Set task A -> Can you quote everything in the Backintime setup guide below, from "21 days (14" down to "(keep incomplete snapshots)"?
--- Source ---
You can then log out from the remote machine.

From the local account, you want to run Backintime from generate a new SSH key pair.

# ssh-keygen

And then copy the public key to the Pi.

# ssh-copy-id -i ~/.ssh/id_rsa.pub backintime_david@pi-capsule
[...]
ECDSA key fingerprint is SHA256:KjzU6aGqH6tXri/K87xz3H+cP35PMT7n+Ob6MIaBZb0.
[...]
Number of key(s) added: 1
[...]

Note that the fingerprint is the same as the one displayed in the previous step.

Configure Backintime profile

You can now configure the SSH profile from Backintime and make the first run.

In the General tab:

Mode:               SSH

SSH Settings
Host:   pi-capsule
Port:   22
User:   backintime_david
Path:   /backups/backintime_david
Cipher:     [Leave as default]
Private Key:/root/.ssh/id_rsa

Password
SSH private key:[empty in most cases]
Enable Cache Password

Advanced
Host:       tuxedo
User:       root
Profile:    2

Schedule
[Select appropriate setting after testing]
Include

/home
/etc/
/boot
/root
/steam
/opt
/usr
/var
Exclude (example)

/steam/steamapps/downloading
/var/cache
/vm/kvm_images/__security/Security_TryHackMe*.qcow2
Auto-remove
Older than 10 years
If free space is less than 50GiB
If free inodes is less than 2%

Smart remove
Run in background on remote Host
Keep last
14 days (7 days)
21 days (14 days)
8 weeks (6 weeks)
36 months (14 months)

Don't remove named snapshots
Options
Enable notifications
Backup replaced files on restore
Continue on errors (keep incomplete snapshots)
--- Information supplied ---
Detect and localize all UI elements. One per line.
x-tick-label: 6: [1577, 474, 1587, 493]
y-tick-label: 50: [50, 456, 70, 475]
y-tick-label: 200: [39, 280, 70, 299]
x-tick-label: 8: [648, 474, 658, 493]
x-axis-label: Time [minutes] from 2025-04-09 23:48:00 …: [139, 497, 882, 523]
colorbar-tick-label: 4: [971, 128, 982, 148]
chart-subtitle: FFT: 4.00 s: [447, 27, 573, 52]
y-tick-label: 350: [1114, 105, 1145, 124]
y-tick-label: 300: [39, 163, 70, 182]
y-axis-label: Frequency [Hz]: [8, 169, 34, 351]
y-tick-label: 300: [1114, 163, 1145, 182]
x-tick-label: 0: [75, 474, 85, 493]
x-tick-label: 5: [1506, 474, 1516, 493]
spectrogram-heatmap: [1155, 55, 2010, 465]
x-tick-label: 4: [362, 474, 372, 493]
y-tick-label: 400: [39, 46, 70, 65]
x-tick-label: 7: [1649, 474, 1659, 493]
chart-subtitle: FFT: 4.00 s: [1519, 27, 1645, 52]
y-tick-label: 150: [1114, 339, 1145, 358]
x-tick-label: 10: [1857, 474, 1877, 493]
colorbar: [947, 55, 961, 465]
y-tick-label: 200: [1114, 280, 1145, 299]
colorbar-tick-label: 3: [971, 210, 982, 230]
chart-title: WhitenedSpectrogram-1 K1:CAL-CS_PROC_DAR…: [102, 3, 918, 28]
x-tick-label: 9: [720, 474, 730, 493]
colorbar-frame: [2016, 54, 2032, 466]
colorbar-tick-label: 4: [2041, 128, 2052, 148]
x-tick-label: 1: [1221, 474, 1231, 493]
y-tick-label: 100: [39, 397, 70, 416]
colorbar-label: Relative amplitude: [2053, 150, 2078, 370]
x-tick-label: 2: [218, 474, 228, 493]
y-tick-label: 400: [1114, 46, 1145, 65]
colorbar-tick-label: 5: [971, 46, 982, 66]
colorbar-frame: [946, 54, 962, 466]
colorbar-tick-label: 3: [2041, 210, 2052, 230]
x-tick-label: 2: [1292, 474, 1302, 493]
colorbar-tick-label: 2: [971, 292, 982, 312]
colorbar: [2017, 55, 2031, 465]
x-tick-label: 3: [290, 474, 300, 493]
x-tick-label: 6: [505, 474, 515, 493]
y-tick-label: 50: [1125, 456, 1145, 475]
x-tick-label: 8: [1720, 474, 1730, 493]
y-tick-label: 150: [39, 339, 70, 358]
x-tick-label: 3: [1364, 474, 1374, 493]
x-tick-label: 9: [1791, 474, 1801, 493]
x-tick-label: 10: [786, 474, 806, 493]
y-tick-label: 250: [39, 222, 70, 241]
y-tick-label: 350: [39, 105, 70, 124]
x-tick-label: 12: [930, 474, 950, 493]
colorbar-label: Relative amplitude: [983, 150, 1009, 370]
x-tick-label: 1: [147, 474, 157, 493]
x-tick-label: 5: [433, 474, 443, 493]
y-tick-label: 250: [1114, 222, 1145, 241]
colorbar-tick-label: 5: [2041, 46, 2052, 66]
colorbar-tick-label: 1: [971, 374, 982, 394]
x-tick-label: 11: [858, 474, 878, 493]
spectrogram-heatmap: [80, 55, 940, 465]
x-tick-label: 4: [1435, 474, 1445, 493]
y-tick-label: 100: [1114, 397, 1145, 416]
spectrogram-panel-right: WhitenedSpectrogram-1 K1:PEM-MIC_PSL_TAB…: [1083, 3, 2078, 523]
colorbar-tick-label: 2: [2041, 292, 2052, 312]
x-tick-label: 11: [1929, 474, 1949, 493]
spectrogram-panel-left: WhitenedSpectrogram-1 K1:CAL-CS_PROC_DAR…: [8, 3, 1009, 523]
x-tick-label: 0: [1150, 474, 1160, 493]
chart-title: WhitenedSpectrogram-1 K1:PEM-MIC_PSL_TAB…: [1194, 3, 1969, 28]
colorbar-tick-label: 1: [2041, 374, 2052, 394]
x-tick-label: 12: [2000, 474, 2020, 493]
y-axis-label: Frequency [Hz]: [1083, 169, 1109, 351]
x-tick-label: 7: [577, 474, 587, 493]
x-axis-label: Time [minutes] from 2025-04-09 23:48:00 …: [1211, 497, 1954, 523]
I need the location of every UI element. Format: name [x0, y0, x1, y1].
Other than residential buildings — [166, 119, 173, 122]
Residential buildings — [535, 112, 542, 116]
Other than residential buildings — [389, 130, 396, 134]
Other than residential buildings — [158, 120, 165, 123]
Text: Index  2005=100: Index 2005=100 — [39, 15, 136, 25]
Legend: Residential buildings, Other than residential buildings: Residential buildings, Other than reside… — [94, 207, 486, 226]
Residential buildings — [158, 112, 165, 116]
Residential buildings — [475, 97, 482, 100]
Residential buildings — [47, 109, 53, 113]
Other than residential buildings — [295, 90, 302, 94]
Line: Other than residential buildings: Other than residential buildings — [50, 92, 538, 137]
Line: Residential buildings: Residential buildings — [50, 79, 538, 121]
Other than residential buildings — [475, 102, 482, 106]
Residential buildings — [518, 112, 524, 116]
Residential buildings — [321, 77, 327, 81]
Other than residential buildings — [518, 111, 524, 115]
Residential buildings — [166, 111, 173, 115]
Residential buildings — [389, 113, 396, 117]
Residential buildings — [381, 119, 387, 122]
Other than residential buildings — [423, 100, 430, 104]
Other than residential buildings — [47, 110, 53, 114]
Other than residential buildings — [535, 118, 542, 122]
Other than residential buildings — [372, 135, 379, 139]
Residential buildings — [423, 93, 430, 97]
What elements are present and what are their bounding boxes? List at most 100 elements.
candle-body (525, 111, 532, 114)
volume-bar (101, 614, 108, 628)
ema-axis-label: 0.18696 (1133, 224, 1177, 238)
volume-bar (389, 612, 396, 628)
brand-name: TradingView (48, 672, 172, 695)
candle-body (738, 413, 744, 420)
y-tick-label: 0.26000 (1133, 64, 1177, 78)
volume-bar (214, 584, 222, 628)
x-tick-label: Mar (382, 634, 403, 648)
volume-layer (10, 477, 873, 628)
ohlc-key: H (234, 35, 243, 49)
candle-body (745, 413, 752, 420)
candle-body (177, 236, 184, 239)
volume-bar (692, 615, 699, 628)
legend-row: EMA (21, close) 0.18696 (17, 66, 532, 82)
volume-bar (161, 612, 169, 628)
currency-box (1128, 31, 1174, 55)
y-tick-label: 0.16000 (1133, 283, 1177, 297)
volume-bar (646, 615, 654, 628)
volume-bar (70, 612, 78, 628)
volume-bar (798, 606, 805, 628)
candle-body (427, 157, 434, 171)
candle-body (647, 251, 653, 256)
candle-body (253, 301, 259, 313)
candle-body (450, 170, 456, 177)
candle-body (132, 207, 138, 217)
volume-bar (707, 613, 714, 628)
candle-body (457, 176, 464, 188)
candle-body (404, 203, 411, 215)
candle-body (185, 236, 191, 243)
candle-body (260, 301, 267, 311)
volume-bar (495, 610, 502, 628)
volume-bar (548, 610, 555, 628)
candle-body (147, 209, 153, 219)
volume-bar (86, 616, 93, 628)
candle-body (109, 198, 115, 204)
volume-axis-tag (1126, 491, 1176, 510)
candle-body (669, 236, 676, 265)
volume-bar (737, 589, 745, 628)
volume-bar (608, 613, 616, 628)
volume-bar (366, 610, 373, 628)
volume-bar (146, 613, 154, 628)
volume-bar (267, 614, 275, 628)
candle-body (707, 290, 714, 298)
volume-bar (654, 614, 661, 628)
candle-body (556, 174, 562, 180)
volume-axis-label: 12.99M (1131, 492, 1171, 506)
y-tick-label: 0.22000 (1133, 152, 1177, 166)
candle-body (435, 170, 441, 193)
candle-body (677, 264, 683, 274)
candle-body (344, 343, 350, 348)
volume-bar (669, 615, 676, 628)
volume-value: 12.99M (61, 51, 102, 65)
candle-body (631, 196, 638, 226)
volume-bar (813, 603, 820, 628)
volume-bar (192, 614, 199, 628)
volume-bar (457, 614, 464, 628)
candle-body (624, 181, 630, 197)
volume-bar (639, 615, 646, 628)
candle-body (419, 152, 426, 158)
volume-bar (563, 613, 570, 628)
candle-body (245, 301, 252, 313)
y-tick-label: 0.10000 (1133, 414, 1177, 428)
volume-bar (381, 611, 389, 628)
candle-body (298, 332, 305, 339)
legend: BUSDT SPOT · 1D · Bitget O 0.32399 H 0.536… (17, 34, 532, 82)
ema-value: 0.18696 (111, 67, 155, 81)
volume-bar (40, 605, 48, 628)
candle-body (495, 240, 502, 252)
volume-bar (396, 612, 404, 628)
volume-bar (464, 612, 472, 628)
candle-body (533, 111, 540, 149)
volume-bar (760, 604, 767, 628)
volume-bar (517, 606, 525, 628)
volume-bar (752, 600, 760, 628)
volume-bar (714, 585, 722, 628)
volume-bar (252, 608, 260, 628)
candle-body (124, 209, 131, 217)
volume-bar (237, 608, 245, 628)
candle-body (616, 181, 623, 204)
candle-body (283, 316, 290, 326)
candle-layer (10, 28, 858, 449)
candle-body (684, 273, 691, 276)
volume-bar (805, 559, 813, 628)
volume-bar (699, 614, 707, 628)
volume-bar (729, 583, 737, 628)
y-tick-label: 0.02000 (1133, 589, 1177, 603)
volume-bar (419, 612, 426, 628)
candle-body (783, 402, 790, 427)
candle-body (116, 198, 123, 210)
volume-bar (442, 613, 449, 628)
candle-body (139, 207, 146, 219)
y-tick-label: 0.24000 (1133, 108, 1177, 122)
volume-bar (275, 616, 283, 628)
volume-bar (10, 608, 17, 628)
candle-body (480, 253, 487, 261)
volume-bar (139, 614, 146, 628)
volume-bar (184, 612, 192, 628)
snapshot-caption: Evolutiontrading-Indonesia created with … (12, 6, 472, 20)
---
Set task B -> Can you print everything in the entries above, from their first line down to the line containing "chart-subtitle: FFT: 4.00 s: [1519, 27, 1645, 52]", with that line included?

Task output A ->
21 days (14 days)
8 weeks (6 weeks)
36 months (14 months)

Don't remove named snapshots
Options
Enable notifications
Backup replaced files on restore
Continue on errors (keep incomplete snapshots)

Task output B ->
Detect and localize all UI elements. One per line.
x-tick-label: 6: [1577, 474, 1587, 493]
y-tick-label: 50: [50, 456, 70, 475]
y-tick-label: 200: [39, 280, 70, 299]
x-tick-label: 8: [648, 474, 658, 493]
x-axis-label: Time [minutes] from 2025-04-09 23:48:00 …: [139, 497, 882, 523]
colorbar-tick-label: 4: [971, 128, 982, 148]
chart-subtitle: FFT: 4.00 s: [447, 27, 573, 52]
y-tick-label: 350: [1114, 105, 1145, 124]
y-tick-label: 300: [39, 163, 70, 182]
y-axis-label: Frequency [Hz]: [8, 169, 34, 351]
y-tick-label: 300: [1114, 163, 1145, 182]
x-tick-label: 0: [75, 474, 85, 493]
x-tick-label: 5: [1506, 474, 1516, 493]
spectrogram-heatmap: [1155, 55, 2010, 465]
x-tick-label: 4: [362, 474, 372, 493]
y-tick-label: 400: [39, 46, 70, 65]
x-tick-label: 7: [1649, 474, 1659, 493]
chart-subtitle: FFT: 4.00 s: [1519, 27, 1645, 52]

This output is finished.